>> Start Given data
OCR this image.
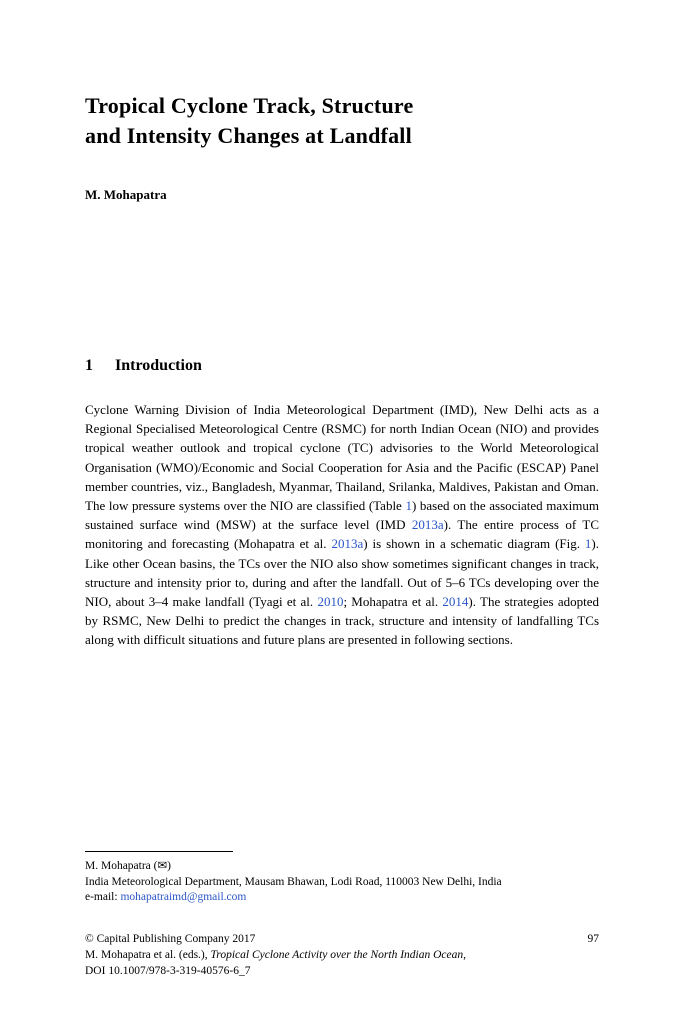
Tropical Cyclone Track, Structure
and Intensity Changes at Landfall
M. Mohapatra
1 Introduction

Cyclone Warning Division of India Meteorological Department (IMD), New Delhi acts as a Regional Specialised Meteorological Centre (RSMC) for north Indian Ocean (NIO) and provides tropical weather outlook and tropical cyclone (TC) advisories to the World Meteorological Organisation (WMO)/Economic and Social Cooperation for Asia and the Pacific (ESCAP) Panel member countries, viz., Bangladesh, Myanmar, Thailand, Srilanka, Maldives, Pakistan and Oman. The low pressure systems over the NIO are classified (Table 1) based on the associated maximum sustained surface wind (MSW) at the surface level (IMD 2013a). The entire process of TC monitoring and forecasting (Mohapatra et al. 2013a) is shown in a schematic diagram (Fig. 1). Like other Ocean basins, the TCs over the NIO also show sometimes significant changes in track, structure and intensity prior to, during and after the landfall. Out of 5–6 TCs developing over the NIO, about 3–4 make landfall (Tyagi et al. 2010; Mohapatra et al. 2014). The strategies adopted by RSMC, New Delhi to predict the changes in track, structure and intensity of landfalling TCs along with difficult situations and future plans are presented in following sections.

M. Mohapatra (✉)
India Meteorological Department, Mausam Bhawan, Lodi Road, 110003 New Delhi, India
e-mail: mohapatraimd@gmail.com
© Capital Publishing Company 2017	97
M. Mohapatra et al. (eds.), Tropical Cyclone Activity over the North Indian Ocean,
DOI 10.1007/978-3-319-40576-6_7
>> End Given data
Aim
Repeat the full listing above exactly, with no pictures in the copy.

Answer in full
OCR this image.
Tropical Cyclone Track, Structure
and Intensity Changes at Landfall
M. Mohapatra
1 Introduction

Cyclone Warning Division of India Meteorological Department (IMD), New Delhi acts as a Regional Specialised Meteorological Centre (RSMC) for north Indian Ocean (NIO) and provides tropical weather outlook and tropical cyclone (TC) advisories to the World Meteorological Organisation (WMO)/Economic and Social Cooperation for Asia and the Pacific (ESCAP) Panel member countries, viz., Bangladesh, Myanmar, Thailand, Srilanka, Maldives, Pakistan and Oman. The low pressure systems over the NIO are classified (Table 1) based on the associated maximum sustained surface wind (MSW) at the surface level (IMD 2013a). The entire process of TC monitoring and forecasting (Mohapatra et al. 2013a) is shown in a schematic diagram (Fig. 1). Like other Ocean basins, the TCs over the NIO also show sometimes significant changes in track, structure and intensity prior to, during and after the landfall. Out of 5–6 TCs developing over the NIO, about 3–4 make landfall (Tyagi et al. 2010; Mohapatra et al. 2014). The strategies adopted by RSMC, New Delhi to predict the changes in track, structure and intensity of landfalling TCs along with difficult situations and future plans are presented in following sections.

M. Mohapatra (✉)
India Meteorological Department, Mausam Bhawan, Lodi Road, 110003 New Delhi, India
e-mail: mohapatraimd@gmail.com
© Capital Publishing Company 2017	97
M. Mohapatra et al. (eds.), Tropical Cyclone Activity over the North Indian Ocean,
DOI 10.1007/978-3-319-40576-6_7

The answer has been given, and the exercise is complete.